- PROVIDED ENTRIES:
** Start **

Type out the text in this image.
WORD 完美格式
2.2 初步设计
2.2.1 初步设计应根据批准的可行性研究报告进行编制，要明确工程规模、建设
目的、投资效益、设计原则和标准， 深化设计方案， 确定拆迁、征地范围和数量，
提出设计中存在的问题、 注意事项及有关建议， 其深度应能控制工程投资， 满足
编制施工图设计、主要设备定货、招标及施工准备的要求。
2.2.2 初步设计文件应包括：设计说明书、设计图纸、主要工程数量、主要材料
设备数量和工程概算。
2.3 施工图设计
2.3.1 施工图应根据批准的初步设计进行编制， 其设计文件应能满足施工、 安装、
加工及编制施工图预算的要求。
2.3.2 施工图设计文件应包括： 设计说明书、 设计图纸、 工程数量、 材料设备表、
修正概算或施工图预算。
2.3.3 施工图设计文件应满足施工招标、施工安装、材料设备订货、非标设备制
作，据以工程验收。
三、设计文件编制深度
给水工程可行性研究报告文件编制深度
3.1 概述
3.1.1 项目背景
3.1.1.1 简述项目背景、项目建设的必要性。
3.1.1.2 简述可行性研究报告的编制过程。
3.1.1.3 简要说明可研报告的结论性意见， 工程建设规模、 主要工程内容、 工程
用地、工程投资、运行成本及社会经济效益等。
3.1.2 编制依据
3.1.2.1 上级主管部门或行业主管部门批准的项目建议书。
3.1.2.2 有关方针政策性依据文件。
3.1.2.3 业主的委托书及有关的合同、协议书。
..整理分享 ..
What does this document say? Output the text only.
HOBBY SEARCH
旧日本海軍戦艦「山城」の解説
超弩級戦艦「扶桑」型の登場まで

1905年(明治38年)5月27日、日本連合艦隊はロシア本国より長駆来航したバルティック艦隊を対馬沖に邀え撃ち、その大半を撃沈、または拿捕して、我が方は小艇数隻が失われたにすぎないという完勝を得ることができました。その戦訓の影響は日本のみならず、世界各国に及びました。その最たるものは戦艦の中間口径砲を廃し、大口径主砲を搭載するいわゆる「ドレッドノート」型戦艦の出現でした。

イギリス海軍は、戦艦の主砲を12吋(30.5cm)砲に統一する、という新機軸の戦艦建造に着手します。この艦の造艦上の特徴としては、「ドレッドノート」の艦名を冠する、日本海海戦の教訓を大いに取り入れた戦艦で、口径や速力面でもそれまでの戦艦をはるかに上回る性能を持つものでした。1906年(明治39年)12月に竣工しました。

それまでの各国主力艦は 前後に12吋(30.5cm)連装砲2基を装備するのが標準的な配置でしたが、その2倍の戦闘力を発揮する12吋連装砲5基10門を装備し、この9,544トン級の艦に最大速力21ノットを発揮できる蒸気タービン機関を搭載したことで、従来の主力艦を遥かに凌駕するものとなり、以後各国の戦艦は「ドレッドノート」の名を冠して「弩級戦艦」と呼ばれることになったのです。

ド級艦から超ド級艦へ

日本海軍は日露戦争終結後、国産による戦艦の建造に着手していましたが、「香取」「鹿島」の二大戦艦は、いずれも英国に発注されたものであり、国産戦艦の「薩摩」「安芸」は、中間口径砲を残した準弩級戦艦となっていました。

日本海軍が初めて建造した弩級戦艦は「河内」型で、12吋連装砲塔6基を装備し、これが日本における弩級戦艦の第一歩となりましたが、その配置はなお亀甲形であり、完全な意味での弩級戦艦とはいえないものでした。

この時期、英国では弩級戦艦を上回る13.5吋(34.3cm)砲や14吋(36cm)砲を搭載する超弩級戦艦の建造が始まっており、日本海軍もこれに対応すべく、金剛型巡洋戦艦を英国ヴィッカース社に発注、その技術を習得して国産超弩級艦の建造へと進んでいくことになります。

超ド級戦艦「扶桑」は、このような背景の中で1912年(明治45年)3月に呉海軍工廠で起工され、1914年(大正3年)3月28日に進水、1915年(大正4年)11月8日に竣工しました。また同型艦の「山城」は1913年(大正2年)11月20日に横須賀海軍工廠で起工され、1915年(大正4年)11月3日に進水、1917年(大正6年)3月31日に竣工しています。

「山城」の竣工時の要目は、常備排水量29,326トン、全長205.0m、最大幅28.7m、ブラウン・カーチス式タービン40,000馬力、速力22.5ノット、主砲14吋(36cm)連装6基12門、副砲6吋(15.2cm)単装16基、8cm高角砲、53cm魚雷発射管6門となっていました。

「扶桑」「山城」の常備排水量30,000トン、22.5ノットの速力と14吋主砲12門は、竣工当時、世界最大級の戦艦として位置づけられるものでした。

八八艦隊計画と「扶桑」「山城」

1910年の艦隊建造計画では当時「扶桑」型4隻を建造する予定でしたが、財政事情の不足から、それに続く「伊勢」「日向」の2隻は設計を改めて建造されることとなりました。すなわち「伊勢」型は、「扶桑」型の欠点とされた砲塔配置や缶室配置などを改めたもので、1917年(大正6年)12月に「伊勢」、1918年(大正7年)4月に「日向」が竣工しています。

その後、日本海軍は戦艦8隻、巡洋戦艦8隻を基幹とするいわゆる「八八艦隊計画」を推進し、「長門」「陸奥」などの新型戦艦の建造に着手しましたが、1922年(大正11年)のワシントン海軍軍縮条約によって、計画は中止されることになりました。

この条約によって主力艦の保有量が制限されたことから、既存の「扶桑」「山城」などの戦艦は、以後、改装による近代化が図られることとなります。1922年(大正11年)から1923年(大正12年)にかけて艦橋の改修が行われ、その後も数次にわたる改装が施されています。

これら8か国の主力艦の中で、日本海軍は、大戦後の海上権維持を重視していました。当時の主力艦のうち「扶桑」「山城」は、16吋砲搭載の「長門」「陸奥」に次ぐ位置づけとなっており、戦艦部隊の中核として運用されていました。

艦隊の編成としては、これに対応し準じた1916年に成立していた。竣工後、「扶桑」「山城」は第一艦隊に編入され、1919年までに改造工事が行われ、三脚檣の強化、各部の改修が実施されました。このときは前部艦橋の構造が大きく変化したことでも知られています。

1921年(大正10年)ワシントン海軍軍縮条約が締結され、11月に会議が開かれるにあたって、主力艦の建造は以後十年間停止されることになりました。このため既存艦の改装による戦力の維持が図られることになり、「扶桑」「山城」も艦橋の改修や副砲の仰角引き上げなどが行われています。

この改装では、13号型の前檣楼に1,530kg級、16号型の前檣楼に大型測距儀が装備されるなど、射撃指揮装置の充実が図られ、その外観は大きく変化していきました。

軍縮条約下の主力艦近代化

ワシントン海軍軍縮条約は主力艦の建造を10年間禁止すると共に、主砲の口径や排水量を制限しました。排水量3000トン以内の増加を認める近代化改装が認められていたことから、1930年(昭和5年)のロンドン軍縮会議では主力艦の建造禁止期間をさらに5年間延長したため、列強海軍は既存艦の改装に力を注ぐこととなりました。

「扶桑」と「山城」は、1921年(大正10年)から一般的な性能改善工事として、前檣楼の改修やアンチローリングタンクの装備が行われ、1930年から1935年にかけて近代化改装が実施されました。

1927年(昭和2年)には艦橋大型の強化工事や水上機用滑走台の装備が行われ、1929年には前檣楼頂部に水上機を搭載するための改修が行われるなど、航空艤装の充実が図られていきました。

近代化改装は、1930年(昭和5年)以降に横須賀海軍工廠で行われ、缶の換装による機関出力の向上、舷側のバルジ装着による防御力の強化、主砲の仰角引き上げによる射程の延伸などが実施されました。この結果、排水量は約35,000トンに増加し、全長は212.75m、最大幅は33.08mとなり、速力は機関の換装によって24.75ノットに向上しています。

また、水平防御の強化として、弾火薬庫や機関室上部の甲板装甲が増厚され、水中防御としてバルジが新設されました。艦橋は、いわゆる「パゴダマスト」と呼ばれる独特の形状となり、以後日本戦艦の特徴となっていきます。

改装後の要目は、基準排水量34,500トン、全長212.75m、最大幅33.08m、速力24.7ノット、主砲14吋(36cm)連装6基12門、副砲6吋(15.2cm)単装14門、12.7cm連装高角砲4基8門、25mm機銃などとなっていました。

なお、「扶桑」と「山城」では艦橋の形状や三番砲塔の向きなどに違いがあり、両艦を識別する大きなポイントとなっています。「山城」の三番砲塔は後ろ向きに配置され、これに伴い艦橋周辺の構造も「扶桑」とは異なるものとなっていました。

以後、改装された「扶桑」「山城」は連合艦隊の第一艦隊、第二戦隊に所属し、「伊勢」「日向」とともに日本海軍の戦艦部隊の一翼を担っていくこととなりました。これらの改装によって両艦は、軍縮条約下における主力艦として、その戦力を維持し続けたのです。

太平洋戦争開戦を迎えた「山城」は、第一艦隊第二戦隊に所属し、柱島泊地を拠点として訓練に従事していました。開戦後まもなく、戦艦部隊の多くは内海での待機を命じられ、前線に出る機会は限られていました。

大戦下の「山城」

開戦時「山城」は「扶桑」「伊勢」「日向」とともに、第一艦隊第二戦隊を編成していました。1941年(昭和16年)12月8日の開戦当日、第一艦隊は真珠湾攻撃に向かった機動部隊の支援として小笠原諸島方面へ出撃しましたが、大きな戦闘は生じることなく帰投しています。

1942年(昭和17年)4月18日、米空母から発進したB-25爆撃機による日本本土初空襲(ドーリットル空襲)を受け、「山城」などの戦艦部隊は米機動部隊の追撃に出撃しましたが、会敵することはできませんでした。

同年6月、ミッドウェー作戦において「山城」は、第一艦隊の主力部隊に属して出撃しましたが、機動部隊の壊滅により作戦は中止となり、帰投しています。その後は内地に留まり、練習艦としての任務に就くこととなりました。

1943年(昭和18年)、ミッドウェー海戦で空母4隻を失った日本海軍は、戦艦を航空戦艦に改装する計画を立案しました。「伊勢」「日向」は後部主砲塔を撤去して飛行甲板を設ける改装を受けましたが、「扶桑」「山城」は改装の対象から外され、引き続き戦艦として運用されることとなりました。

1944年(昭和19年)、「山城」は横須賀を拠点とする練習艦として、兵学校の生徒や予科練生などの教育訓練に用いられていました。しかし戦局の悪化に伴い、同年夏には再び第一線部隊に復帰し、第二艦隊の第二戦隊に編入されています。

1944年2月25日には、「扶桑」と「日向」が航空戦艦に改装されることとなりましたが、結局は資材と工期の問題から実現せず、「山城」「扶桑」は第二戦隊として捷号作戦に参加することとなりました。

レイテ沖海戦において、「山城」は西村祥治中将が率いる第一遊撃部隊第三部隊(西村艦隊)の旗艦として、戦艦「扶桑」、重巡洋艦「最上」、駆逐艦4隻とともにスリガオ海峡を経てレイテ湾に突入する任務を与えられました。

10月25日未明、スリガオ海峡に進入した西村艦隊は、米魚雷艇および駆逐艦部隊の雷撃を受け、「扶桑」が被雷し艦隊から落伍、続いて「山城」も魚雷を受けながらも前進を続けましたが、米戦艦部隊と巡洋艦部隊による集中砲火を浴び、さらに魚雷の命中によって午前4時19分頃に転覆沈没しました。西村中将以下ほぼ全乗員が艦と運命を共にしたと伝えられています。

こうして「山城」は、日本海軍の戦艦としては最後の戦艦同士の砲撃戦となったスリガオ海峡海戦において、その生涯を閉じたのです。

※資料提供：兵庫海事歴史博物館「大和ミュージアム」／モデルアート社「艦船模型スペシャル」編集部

** End **

- TO DO: Copy every line in the listing above where the string "设计说明书" turns up.

- THE RESULT:
2.2.2 初步设计文件应包括：设计说明书、设计图纸、主要工程数量、主要材料
2.3.2 施工图设计文件应包括： 设计说明书、 设计图纸、 工程数量、 材料设备表、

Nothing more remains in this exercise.